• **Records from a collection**

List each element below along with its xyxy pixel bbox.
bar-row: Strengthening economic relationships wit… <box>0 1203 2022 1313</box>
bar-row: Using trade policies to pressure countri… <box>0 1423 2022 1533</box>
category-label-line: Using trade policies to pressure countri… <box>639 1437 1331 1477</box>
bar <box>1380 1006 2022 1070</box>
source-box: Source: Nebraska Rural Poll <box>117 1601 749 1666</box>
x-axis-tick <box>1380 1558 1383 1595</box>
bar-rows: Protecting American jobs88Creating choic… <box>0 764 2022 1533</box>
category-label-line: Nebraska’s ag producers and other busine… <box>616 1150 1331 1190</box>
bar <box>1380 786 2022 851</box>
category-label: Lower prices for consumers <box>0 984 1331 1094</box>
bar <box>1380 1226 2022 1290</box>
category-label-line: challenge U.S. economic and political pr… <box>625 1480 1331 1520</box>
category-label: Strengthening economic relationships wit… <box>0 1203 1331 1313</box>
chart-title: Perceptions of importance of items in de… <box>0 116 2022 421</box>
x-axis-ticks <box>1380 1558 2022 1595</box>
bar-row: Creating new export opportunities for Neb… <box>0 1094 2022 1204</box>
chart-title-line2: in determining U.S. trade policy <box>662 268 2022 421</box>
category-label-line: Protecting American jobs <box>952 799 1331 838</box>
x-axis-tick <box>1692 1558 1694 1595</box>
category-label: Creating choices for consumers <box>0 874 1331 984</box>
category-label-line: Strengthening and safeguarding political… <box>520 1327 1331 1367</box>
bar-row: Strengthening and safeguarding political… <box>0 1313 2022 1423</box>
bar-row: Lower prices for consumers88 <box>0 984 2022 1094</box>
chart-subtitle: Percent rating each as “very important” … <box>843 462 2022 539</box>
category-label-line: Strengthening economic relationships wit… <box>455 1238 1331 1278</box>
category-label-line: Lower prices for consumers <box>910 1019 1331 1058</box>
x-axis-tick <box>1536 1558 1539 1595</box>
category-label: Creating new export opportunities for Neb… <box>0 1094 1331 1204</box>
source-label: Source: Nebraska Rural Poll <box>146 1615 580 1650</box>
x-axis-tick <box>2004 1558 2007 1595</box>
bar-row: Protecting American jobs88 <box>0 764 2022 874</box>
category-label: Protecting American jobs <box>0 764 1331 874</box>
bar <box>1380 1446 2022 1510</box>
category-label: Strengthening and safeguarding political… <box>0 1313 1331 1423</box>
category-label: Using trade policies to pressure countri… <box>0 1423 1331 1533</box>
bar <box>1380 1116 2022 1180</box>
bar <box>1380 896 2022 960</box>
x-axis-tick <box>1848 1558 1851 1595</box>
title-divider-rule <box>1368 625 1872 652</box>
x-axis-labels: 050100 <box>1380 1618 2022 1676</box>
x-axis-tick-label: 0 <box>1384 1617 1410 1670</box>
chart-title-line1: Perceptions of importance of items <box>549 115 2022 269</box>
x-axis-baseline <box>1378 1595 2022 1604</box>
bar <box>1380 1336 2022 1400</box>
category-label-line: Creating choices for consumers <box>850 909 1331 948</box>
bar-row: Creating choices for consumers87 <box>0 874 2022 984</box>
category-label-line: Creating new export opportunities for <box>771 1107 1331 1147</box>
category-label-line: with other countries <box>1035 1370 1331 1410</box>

• **Challenge**
Reproduce every line of the items above, character for character, leaving nothing out and changing nothing.

• **Expected answer**
List each element below along with its xyxy pixel bbox.
bar-row: Strengthening economic relationships wit… <box>0 1203 2022 1313</box>
bar-row: Using trade policies to pressure countri… <box>0 1423 2022 1533</box>
category-label-line: Using trade policies to pressure countri… <box>639 1437 1331 1477</box>
bar <box>1380 1006 2022 1070</box>
source-box: Source: Nebraska Rural Poll <box>117 1601 749 1666</box>
x-axis-tick <box>1380 1558 1383 1595</box>
bar-rows: Protecting American jobs88Creating choic… <box>0 764 2022 1533</box>
category-label-line: Nebraska’s ag producers and other busine… <box>616 1150 1331 1190</box>
bar <box>1380 786 2022 851</box>
category-label: Lower prices for consumers <box>0 984 1331 1094</box>
bar <box>1380 1226 2022 1290</box>
category-label-line: challenge U.S. economic and political pr… <box>625 1480 1331 1520</box>
category-label: Strengthening economic relationships wit… <box>0 1203 1331 1313</box>
chart-title: Perceptions of importance of items in de… <box>0 116 2022 421</box>
x-axis-ticks <box>1380 1558 2022 1595</box>
bar-row: Creating new export opportunities for Neb… <box>0 1094 2022 1204</box>
chart-title-line2: in determining U.S. trade policy <box>662 268 2022 421</box>
category-label-line: Protecting American jobs <box>952 799 1331 838</box>
x-axis-tick <box>1692 1558 1694 1595</box>
category-label: Creating choices for consumers <box>0 874 1331 984</box>
category-label-line: Strengthening and safeguarding political… <box>520 1327 1331 1367</box>
bar-row: Strengthening and safeguarding political… <box>0 1313 2022 1423</box>
bar-row: Lower prices for consumers88 <box>0 984 2022 1094</box>
chart-subtitle: Percent rating each as “very important” … <box>843 462 2022 539</box>
category-label-line: Strengthening economic relationships wit… <box>455 1238 1331 1278</box>
category-label-line: Lower prices for consumers <box>910 1019 1331 1058</box>
x-axis-tick <box>1536 1558 1539 1595</box>
category-label: Creating new export opportunities for Neb… <box>0 1094 1331 1204</box>
source-label: Source: Nebraska Rural Poll <box>146 1615 580 1650</box>
x-axis-tick <box>2004 1558 2007 1595</box>
bar-row: Protecting American jobs88 <box>0 764 2022 874</box>
category-label: Protecting American jobs <box>0 764 1331 874</box>
bar <box>1380 1446 2022 1510</box>
category-label: Strengthening and safeguarding political… <box>0 1313 1331 1423</box>
category-label: Using trade policies to pressure countri… <box>0 1423 1331 1533</box>
bar <box>1380 1116 2022 1180</box>
bar <box>1380 896 2022 960</box>
x-axis-tick <box>1848 1558 1851 1595</box>
title-divider-rule <box>1368 625 1872 652</box>
x-axis-labels: 050100 <box>1380 1618 2022 1676</box>
x-axis-tick-label: 0 <box>1384 1617 1410 1670</box>
chart-title-line1: Perceptions of importance of items <box>549 115 2022 269</box>
x-axis-baseline <box>1378 1595 2022 1604</box>
bar <box>1380 1336 2022 1400</box>
category-label-line: Creating choices for consumers <box>850 909 1331 948</box>
bar-row: Creating choices for consumers87 <box>0 874 2022 984</box>
category-label-line: Creating new export opportunities for <box>771 1107 1331 1147</box>
category-label-line: with other countries <box>1035 1370 1331 1410</box>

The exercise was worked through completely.